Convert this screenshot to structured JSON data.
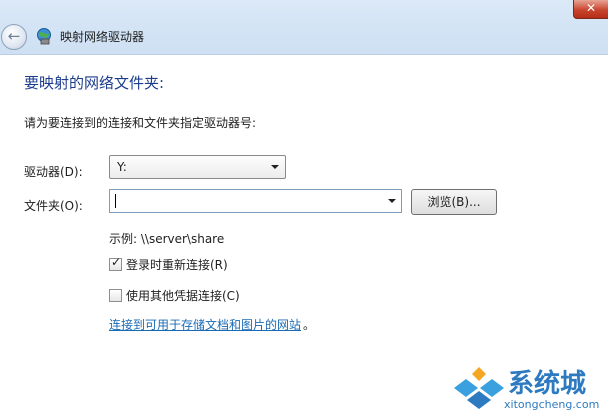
{
  "window": {
    "title": "映射网络驱动器",
    "close_glyph": "✕",
    "back_glyph": "←"
  },
  "content": {
    "heading": "要映射的网络文件夹:",
    "instruction": "请为要连接到的连接和文件夹指定驱动器号:",
    "drive_label": "驱动器(D):",
    "drive_value": "Y:",
    "folder_label": "文件夹(O):",
    "folder_value": "",
    "browse_label": "浏览(B)...",
    "example": "示例: \\\\server\\share",
    "reconnect_label": "登录时重新连接(R)",
    "reconnect_checked": true,
    "other_credentials_label": "使用其他凭据连接(C)",
    "other_credentials_checked": false,
    "link_text": "连接到可用于存储文档和图片的网站",
    "link_suffix": "。"
  },
  "watermark": {
    "text": "系统城",
    "url": "xitongcheng.com"
  },
  "icons": {
    "back": "back-arrow-icon",
    "network": "network-drive-icon",
    "close": "close-icon",
    "dropdown": "chevron-down-icon",
    "checkmark": "checkmark-icon"
  },
  "colors": {
    "heading": "#1c3c8c",
    "link": "#1a6bb5",
    "close_button": "#c9452f",
    "watermark": "#2d7ac1"
  }
}
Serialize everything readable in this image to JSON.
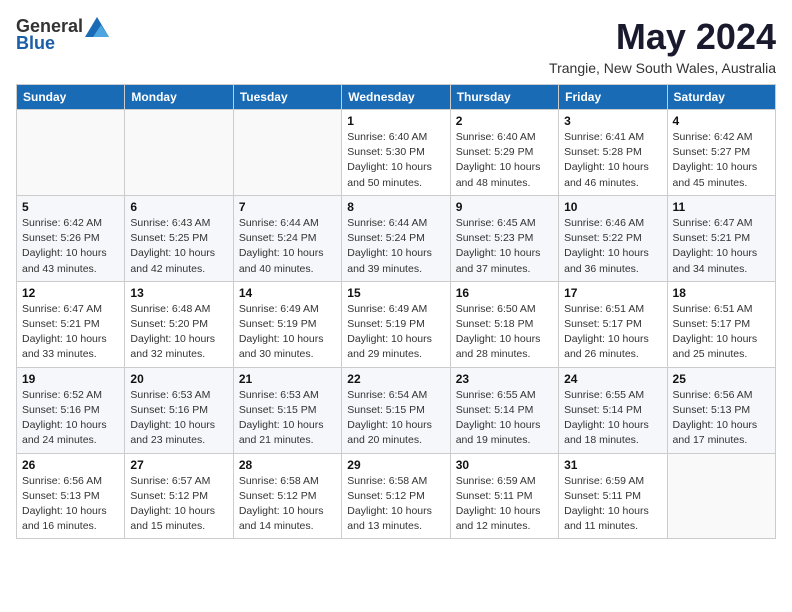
{
  "logo": {
    "general": "General",
    "blue": "Blue"
  },
  "title": "May 2024",
  "subtitle": "Trangie, New South Wales, Australia",
  "weekdays": [
    "Sunday",
    "Monday",
    "Tuesday",
    "Wednesday",
    "Thursday",
    "Friday",
    "Saturday"
  ],
  "weeks": [
    [
      {
        "day": "",
        "info": ""
      },
      {
        "day": "",
        "info": ""
      },
      {
        "day": "",
        "info": ""
      },
      {
        "day": "1",
        "info": "Sunrise: 6:40 AM\nSunset: 5:30 PM\nDaylight: 10 hours\nand 50 minutes."
      },
      {
        "day": "2",
        "info": "Sunrise: 6:40 AM\nSunset: 5:29 PM\nDaylight: 10 hours\nand 48 minutes."
      },
      {
        "day": "3",
        "info": "Sunrise: 6:41 AM\nSunset: 5:28 PM\nDaylight: 10 hours\nand 46 minutes."
      },
      {
        "day": "4",
        "info": "Sunrise: 6:42 AM\nSunset: 5:27 PM\nDaylight: 10 hours\nand 45 minutes."
      }
    ],
    [
      {
        "day": "5",
        "info": "Sunrise: 6:42 AM\nSunset: 5:26 PM\nDaylight: 10 hours\nand 43 minutes."
      },
      {
        "day": "6",
        "info": "Sunrise: 6:43 AM\nSunset: 5:25 PM\nDaylight: 10 hours\nand 42 minutes."
      },
      {
        "day": "7",
        "info": "Sunrise: 6:44 AM\nSunset: 5:24 PM\nDaylight: 10 hours\nand 40 minutes."
      },
      {
        "day": "8",
        "info": "Sunrise: 6:44 AM\nSunset: 5:24 PM\nDaylight: 10 hours\nand 39 minutes."
      },
      {
        "day": "9",
        "info": "Sunrise: 6:45 AM\nSunset: 5:23 PM\nDaylight: 10 hours\nand 37 minutes."
      },
      {
        "day": "10",
        "info": "Sunrise: 6:46 AM\nSunset: 5:22 PM\nDaylight: 10 hours\nand 36 minutes."
      },
      {
        "day": "11",
        "info": "Sunrise: 6:47 AM\nSunset: 5:21 PM\nDaylight: 10 hours\nand 34 minutes."
      }
    ],
    [
      {
        "day": "12",
        "info": "Sunrise: 6:47 AM\nSunset: 5:21 PM\nDaylight: 10 hours\nand 33 minutes."
      },
      {
        "day": "13",
        "info": "Sunrise: 6:48 AM\nSunset: 5:20 PM\nDaylight: 10 hours\nand 32 minutes."
      },
      {
        "day": "14",
        "info": "Sunrise: 6:49 AM\nSunset: 5:19 PM\nDaylight: 10 hours\nand 30 minutes."
      },
      {
        "day": "15",
        "info": "Sunrise: 6:49 AM\nSunset: 5:19 PM\nDaylight: 10 hours\nand 29 minutes."
      },
      {
        "day": "16",
        "info": "Sunrise: 6:50 AM\nSunset: 5:18 PM\nDaylight: 10 hours\nand 28 minutes."
      },
      {
        "day": "17",
        "info": "Sunrise: 6:51 AM\nSunset: 5:17 PM\nDaylight: 10 hours\nand 26 minutes."
      },
      {
        "day": "18",
        "info": "Sunrise: 6:51 AM\nSunset: 5:17 PM\nDaylight: 10 hours\nand 25 minutes."
      }
    ],
    [
      {
        "day": "19",
        "info": "Sunrise: 6:52 AM\nSunset: 5:16 PM\nDaylight: 10 hours\nand 24 minutes."
      },
      {
        "day": "20",
        "info": "Sunrise: 6:53 AM\nSunset: 5:16 PM\nDaylight: 10 hours\nand 23 minutes."
      },
      {
        "day": "21",
        "info": "Sunrise: 6:53 AM\nSunset: 5:15 PM\nDaylight: 10 hours\nand 21 minutes."
      },
      {
        "day": "22",
        "info": "Sunrise: 6:54 AM\nSunset: 5:15 PM\nDaylight: 10 hours\nand 20 minutes."
      },
      {
        "day": "23",
        "info": "Sunrise: 6:55 AM\nSunset: 5:14 PM\nDaylight: 10 hours\nand 19 minutes."
      },
      {
        "day": "24",
        "info": "Sunrise: 6:55 AM\nSunset: 5:14 PM\nDaylight: 10 hours\nand 18 minutes."
      },
      {
        "day": "25",
        "info": "Sunrise: 6:56 AM\nSunset: 5:13 PM\nDaylight: 10 hours\nand 17 minutes."
      }
    ],
    [
      {
        "day": "26",
        "info": "Sunrise: 6:56 AM\nSunset: 5:13 PM\nDaylight: 10 hours\nand 16 minutes."
      },
      {
        "day": "27",
        "info": "Sunrise: 6:57 AM\nSunset: 5:12 PM\nDaylight: 10 hours\nand 15 minutes."
      },
      {
        "day": "28",
        "info": "Sunrise: 6:58 AM\nSunset: 5:12 PM\nDaylight: 10 hours\nand 14 minutes."
      },
      {
        "day": "29",
        "info": "Sunrise: 6:58 AM\nSunset: 5:12 PM\nDaylight: 10 hours\nand 13 minutes."
      },
      {
        "day": "30",
        "info": "Sunrise: 6:59 AM\nSunset: 5:11 PM\nDaylight: 10 hours\nand 12 minutes."
      },
      {
        "day": "31",
        "info": "Sunrise: 6:59 AM\nSunset: 5:11 PM\nDaylight: 10 hours\nand 11 minutes."
      },
      {
        "day": "",
        "info": ""
      }
    ]
  ]
}
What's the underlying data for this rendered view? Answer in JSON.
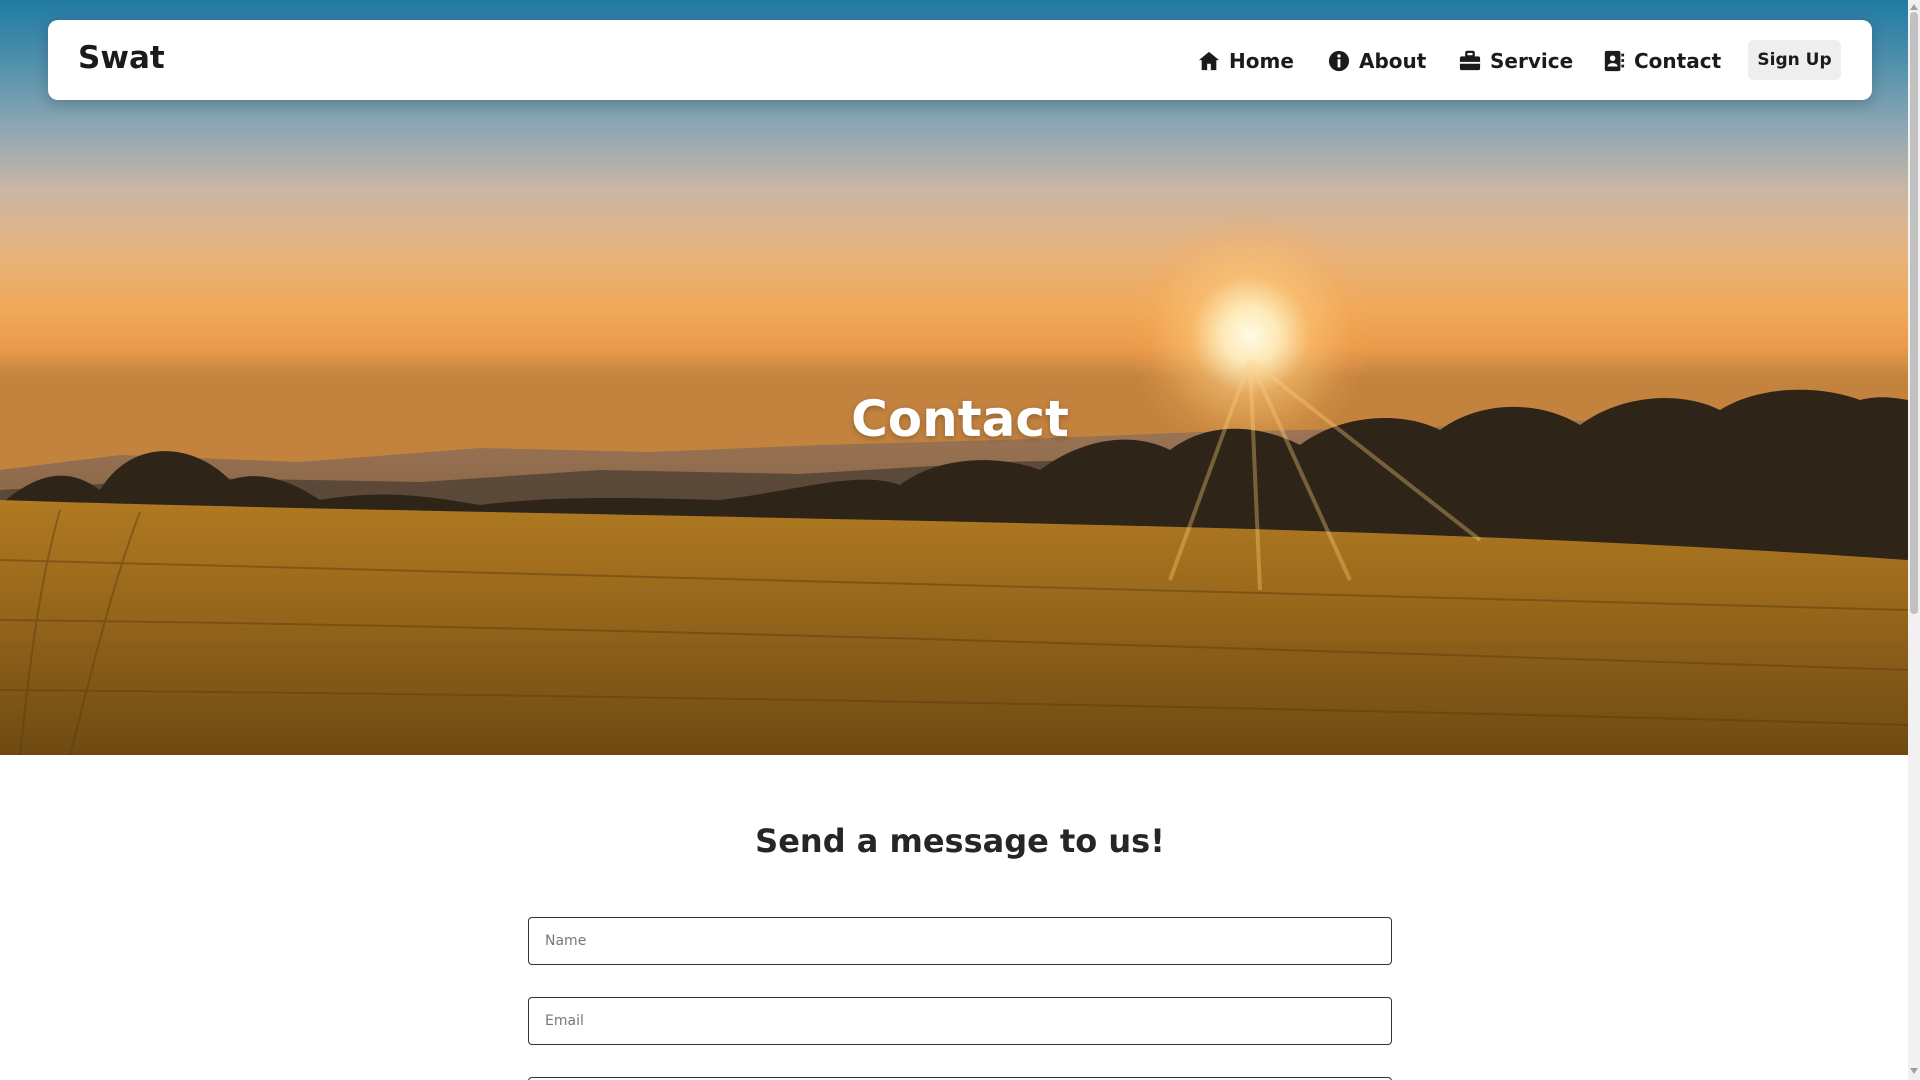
{
  "navbar": {
    "brand": "Swat",
    "items": [
      {
        "label": "Home",
        "icon": "home-icon"
      },
      {
        "label": "About",
        "icon": "info-icon"
      },
      {
        "label": "Service",
        "icon": "briefcase-icon"
      },
      {
        "label": "Contact",
        "icon": "address-book-icon"
      }
    ],
    "signup_label": "Sign Up"
  },
  "hero": {
    "title": "Contact"
  },
  "form": {
    "title": "Send a message to us!",
    "name_placeholder": "Name",
    "email_placeholder": "Email"
  }
}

◆ **Task prompt**: From the records above, pull out every line containing the word "data".

◆ **Response to this task**:
Convert this screenshot to structured JSON data.
What's the underlying data for this rendered view? Answer in JSON.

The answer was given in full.